— start of DATA FOR THE TASK —
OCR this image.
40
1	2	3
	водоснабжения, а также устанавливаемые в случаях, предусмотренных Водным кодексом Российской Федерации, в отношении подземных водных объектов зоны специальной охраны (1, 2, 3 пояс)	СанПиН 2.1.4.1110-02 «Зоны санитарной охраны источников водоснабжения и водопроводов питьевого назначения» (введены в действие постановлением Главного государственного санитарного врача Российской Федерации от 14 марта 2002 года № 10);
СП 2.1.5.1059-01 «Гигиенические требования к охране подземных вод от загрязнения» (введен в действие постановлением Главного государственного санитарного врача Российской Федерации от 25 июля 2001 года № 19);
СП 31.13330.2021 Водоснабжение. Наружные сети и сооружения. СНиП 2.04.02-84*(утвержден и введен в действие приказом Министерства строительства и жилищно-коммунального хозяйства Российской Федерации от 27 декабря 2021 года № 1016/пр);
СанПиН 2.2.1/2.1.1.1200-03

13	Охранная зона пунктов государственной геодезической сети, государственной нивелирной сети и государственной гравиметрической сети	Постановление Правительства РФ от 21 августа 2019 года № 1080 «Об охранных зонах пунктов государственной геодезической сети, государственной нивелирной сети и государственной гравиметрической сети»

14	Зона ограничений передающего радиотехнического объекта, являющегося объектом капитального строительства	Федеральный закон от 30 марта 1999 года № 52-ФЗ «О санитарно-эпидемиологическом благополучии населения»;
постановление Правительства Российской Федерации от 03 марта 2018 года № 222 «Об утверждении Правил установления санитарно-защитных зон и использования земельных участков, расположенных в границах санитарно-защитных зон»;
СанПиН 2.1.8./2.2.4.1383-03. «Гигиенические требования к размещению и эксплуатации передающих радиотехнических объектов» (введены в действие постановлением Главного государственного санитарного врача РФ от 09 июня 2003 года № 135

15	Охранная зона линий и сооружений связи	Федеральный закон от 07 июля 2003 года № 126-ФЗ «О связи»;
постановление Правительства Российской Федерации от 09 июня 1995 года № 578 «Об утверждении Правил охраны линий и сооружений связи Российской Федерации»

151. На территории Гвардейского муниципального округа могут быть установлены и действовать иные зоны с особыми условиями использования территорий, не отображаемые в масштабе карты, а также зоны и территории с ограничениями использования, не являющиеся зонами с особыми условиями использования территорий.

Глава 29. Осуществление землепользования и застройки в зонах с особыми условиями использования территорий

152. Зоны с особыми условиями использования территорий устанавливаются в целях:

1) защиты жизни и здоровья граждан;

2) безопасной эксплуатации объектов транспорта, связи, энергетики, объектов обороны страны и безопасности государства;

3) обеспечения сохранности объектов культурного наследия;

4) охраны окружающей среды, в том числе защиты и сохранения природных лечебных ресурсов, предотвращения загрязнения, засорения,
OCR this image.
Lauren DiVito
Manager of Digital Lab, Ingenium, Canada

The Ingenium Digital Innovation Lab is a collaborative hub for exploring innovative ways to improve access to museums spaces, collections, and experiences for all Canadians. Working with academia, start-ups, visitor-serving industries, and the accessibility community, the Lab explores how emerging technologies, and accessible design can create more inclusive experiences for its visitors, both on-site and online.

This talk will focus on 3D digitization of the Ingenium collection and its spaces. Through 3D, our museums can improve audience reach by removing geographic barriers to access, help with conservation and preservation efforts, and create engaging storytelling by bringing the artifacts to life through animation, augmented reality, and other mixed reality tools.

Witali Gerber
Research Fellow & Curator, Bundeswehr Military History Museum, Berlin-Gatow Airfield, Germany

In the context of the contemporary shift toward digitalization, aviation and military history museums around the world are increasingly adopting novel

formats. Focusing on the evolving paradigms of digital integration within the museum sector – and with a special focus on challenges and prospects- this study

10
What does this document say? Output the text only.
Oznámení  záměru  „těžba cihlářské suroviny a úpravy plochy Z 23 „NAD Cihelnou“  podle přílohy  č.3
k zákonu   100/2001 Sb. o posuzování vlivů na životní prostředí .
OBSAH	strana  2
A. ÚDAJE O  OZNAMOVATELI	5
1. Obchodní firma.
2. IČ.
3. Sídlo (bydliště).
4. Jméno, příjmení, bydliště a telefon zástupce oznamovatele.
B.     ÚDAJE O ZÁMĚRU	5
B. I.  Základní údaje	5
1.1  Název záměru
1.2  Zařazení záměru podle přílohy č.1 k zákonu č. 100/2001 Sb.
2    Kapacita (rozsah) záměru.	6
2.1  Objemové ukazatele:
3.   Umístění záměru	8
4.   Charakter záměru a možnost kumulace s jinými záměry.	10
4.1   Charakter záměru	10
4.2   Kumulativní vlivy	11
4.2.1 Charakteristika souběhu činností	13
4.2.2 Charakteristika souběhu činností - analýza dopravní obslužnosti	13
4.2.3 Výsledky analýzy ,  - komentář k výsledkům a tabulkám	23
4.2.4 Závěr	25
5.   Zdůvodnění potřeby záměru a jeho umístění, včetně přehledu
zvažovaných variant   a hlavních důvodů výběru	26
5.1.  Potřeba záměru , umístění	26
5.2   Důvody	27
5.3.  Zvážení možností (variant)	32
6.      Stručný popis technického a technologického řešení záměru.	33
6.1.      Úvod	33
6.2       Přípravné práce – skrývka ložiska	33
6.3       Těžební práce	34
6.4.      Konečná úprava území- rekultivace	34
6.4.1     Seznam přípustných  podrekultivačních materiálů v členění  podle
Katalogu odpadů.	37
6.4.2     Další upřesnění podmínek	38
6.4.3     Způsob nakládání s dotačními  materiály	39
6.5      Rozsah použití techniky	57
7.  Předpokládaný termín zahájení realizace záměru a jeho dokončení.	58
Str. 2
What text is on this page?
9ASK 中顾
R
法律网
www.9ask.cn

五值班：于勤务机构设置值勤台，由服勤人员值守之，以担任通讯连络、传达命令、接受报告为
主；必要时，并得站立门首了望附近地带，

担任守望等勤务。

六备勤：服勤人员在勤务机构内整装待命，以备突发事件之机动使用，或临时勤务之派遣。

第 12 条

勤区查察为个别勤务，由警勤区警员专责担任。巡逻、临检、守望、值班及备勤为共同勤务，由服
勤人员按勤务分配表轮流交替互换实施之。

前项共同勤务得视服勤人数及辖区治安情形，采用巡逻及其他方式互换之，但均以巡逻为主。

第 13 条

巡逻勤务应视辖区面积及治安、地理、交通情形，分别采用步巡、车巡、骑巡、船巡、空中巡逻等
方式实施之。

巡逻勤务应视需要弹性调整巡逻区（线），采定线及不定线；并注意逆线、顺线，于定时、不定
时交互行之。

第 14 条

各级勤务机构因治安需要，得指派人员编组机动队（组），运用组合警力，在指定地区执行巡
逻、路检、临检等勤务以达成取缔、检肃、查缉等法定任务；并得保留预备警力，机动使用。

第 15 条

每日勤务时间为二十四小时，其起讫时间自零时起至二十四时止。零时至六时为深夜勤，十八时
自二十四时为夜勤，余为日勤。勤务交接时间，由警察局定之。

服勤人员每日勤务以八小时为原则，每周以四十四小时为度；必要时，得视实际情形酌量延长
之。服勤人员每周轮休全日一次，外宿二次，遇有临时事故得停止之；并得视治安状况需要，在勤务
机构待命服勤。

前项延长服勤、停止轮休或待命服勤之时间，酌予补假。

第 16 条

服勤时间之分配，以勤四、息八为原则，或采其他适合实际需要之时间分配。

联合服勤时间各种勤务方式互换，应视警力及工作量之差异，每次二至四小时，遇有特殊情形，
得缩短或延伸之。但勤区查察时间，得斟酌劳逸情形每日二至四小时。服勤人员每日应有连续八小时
— end of DATA FOR THE TASK —
**EXERCISE OBJECTIVE**. Copy each entry exactly, with nothing added or dropped.

**SOLVED PROBLEM**.
OCR this image.
40
1	2	3
	водоснабжения, а также устанавливаемые в случаях, предусмотренных Водным кодексом Российской Федерации, в отношении подземных водных объектов зоны специальной охраны (1, 2, 3 пояс)	СанПиН 2.1.4.1110-02 «Зоны санитарной охраны источников водоснабжения и водопроводов питьевого назначения» (введены в действие постановлением Главного государственного санитарного врача Российской Федерации от 14 марта 2002 года № 10);
СП 2.1.5.1059-01 «Гигиенические требования к охране подземных вод от загрязнения» (введен в действие постановлением Главного государственного санитарного врача Российской Федерации от 25 июля 2001 года № 19);
СП 31.13330.2021 Водоснабжение. Наружные сети и сооружения. СНиП 2.04.02-84*(утвержден и введен в действие приказом Министерства строительства и жилищно-коммунального хозяйства Российской Федерации от 27 декабря 2021 года № 1016/пр);
СанПиН 2.2.1/2.1.1.1200-03

13	Охранная зона пунктов государственной геодезической сети, государственной нивелирной сети и государственной гравиметрической сети	Постановление Правительства РФ от 21 августа 2019 года № 1080 «Об охранных зонах пунктов государственной геодезической сети, государственной нивелирной сети и государственной гравиметрической сети»

14	Зона ограничений передающего радиотехнического объекта, являющегося объектом капитального строительства	Федеральный закон от 30 марта 1999 года № 52-ФЗ «О санитарно-эпидемиологическом благополучии населения»;
постановление Правительства Российской Федерации от 03 марта 2018 года № 222 «Об утверждении Правил установления санитарно-защитных зон и использования земельных участков, расположенных в границах санитарно-защитных зон»;
СанПиН 2.1.8./2.2.4.1383-03. «Гигиенические требования к размещению и эксплуатации передающих радиотехнических объектов» (введены в действие постановлением Главного государственного санитарного врача РФ от 09 июня 2003 года № 135

15	Охранная зона линий и сооружений связи	Федеральный закон от 07 июля 2003 года № 126-ФЗ «О связи»;
постановление Правительства Российской Федерации от 09 июня 1995 года № 578 «Об утверждении Правил охраны линий и сооружений связи Российской Федерации»

151. На территории Гвардейского муниципального округа могут быть установлены и действовать иные зоны с особыми условиями использования территорий, не отображаемые в масштабе карты, а также зоны и территории с ограничениями использования, не являющиеся зонами с особыми условиями использования территорий.

Глава 29. Осуществление землепользования и застройки в зонах с особыми условиями использования территорий

152. Зоны с особыми условиями использования территорий устанавливаются в целях:

1) защиты жизни и здоровья граждан;

2) безопасной эксплуатации объектов транспорта, связи, энергетики, объектов обороны страны и безопасности государства;

3) обеспечения сохранности объектов культурного наследия;

4) охраны окружающей среды, в том числе защиты и сохранения природных лечебных ресурсов, предотвращения загрязнения, засорения,
OCR this image.
Lauren DiVito
Manager of Digital Lab, Ingenium, Canada

The Ingenium Digital Innovation Lab is a collaborative hub for exploring innovative ways to improve access to museums spaces, collections, and experiences for all Canadians. Working with academia, start-ups, visitor-serving industries, and the accessibility community, the Lab explores how emerging technologies, and accessible design can create more inclusive experiences for its visitors, both on-site and online.

This talk will focus on 3D digitization of the Ingenium collection and its spaces. Through 3D, our museums can improve audience reach by removing geographic barriers to access, help with conservation and preservation efforts, and create engaging storytelling by bringing the artifacts to life through animation, augmented reality, and other mixed reality tools.

Witali Gerber
Research Fellow & Curator, Bundeswehr Military History Museum, Berlin-Gatow Airfield, Germany

In the context of the contemporary shift toward digitalization, aviation and military history museums around the world are increasingly adopting novel

formats. Focusing on the evolving paradigms of digital integration within the museum sector – and with a special focus on challenges and prospects- this study

10
What does this document say? Output the text only.
Oznámení  záměru  „těžba cihlářské suroviny a úpravy plochy Z 23 „NAD Cihelnou“  podle přílohy  č.3
k zákonu   100/2001 Sb. o posuzování vlivů na životní prostředí .
OBSAH	strana  2
A. ÚDAJE O  OZNAMOVATELI	5
1. Obchodní firma.
2. IČ.
3. Sídlo (bydliště).
4. Jméno, příjmení, bydliště a telefon zástupce oznamovatele.
B.     ÚDAJE O ZÁMĚRU	5
B. I.  Základní údaje	5
1.1  Název záměru
1.2  Zařazení záměru podle přílohy č.1 k zákonu č. 100/2001 Sb.
2    Kapacita (rozsah) záměru.	6
2.1  Objemové ukazatele:
3.   Umístění záměru	8
4.   Charakter záměru a možnost kumulace s jinými záměry.	10
4.1   Charakter záměru	10
4.2   Kumulativní vlivy	11
4.2.1 Charakteristika souběhu činností	13
4.2.2 Charakteristika souběhu činností - analýza dopravní obslužnosti	13
4.2.3 Výsledky analýzy ,  - komentář k výsledkům a tabulkám	23
4.2.4 Závěr	25
5.   Zdůvodnění potřeby záměru a jeho umístění, včetně přehledu
zvažovaných variant   a hlavních důvodů výběru	26
5.1.  Potřeba záměru , umístění	26
5.2   Důvody	27
5.3.  Zvážení možností (variant)	32
6.      Stručný popis technického a technologického řešení záměru.	33
6.1.      Úvod	33
6.2       Přípravné práce – skrývka ložiska	33
6.3       Těžební práce	34
6.4.      Konečná úprava území- rekultivace	34
6.4.1     Seznam přípustných  podrekultivačních materiálů v členění  podle
Katalogu odpadů.	37
6.4.2     Další upřesnění podmínek	38
6.4.3     Způsob nakládání s dotačními  materiály	39
6.5      Rozsah použití techniky	57
7.  Předpokládaný termín zahájení realizace záměru a jeho dokončení.	58
Str. 2
What text is on this page?
9ASK 中顾
R
法律网
www.9ask.cn

五值班：于勤务机构设置值勤台，由服勤人员值守之，以担任通讯连络、传达命令、接受报告为
主；必要时，并得站立门首了望附近地带，

担任守望等勤务。

六备勤：服勤人员在勤务机构内整装待命，以备突发事件之机动使用，或临时勤务之派遣。

第 12 条

勤区查察为个别勤务，由警勤区警员专责担任。巡逻、临检、守望、值班及备勤为共同勤务，由服
勤人员按勤务分配表轮流交替互换实施之。

前项共同勤务得视服勤人数及辖区治安情形，采用巡逻及其他方式互换之，但均以巡逻为主。

第 13 条

巡逻勤务应视辖区面积及治安、地理、交通情形，分别采用步巡、车巡、骑巡、船巡、空中巡逻等
方式实施之。

巡逻勤务应视需要弹性调整巡逻区（线），采定线及不定线；并注意逆线、顺线，于定时、不定
时交互行之。

第 14 条

各级勤务机构因治安需要，得指派人员编组机动队（组），运用组合警力，在指定地区执行巡
逻、路检、临检等勤务以达成取缔、检肃、查缉等法定任务；并得保留预备警力，机动使用。

第 15 条

每日勤务时间为二十四小时，其起讫时间自零时起至二十四时止。零时至六时为深夜勤，十八时
自二十四时为夜勤，余为日勤。勤务交接时间，由警察局定之。

服勤人员每日勤务以八小时为原则，每周以四十四小时为度；必要时，得视实际情形酌量延长
之。服勤人员每周轮休全日一次，外宿二次，遇有临时事故得停止之；并得视治安状况需要，在勤务
机构待命服勤。

前项延长服勤、停止轮休或待命服勤之时间，酌予补假。

第 16 条

服勤时间之分配，以勤四、息八为原则，或采其他适合实际需要之时间分配。

联合服勤时间各种勤务方式互换，应视警力及工作量之差异，每次二至四小时，遇有特殊情形，
得缩短或延伸之。但勤区查察时间，得斟酌劳逸情形每日二至四小时。服勤人员每日应有连续八小时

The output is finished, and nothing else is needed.